*TO BE DONE*: Only the number is wanted: how many lines of these entries contain the word "simile"?

*RECORD EXTRACTS*:
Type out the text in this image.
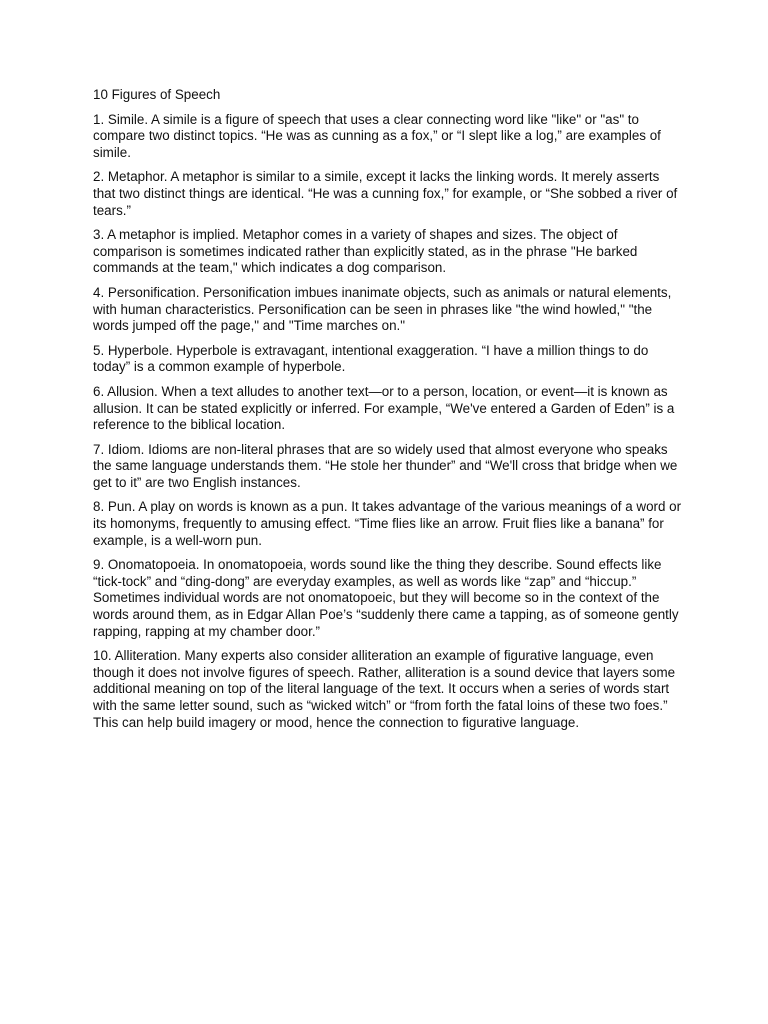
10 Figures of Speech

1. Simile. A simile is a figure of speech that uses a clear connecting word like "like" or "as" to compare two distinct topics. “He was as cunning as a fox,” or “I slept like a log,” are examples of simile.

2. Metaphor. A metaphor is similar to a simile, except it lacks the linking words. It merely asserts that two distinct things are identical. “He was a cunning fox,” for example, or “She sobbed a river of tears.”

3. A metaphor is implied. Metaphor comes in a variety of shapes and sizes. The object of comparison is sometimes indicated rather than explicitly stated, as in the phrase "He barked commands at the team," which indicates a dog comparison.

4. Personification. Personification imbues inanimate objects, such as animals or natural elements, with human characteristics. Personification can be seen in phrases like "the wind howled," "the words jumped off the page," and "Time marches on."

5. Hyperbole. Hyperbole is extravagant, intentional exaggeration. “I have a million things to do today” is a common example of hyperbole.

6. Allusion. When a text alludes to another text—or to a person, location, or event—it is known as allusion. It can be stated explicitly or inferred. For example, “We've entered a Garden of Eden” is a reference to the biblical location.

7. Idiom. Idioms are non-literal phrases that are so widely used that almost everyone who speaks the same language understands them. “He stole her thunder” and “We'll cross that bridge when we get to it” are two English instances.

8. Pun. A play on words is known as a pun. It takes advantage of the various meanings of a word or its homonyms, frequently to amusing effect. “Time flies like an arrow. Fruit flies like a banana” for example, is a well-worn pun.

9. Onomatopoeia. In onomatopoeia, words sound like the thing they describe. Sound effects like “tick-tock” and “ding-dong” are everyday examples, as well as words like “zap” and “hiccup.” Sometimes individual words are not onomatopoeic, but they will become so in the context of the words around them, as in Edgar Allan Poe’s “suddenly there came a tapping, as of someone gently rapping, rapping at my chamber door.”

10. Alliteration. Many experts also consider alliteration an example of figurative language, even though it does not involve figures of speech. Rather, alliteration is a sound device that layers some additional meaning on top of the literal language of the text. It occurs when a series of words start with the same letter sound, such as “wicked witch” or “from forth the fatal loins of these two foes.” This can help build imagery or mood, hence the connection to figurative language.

*SOLVED PROBLEM*: 2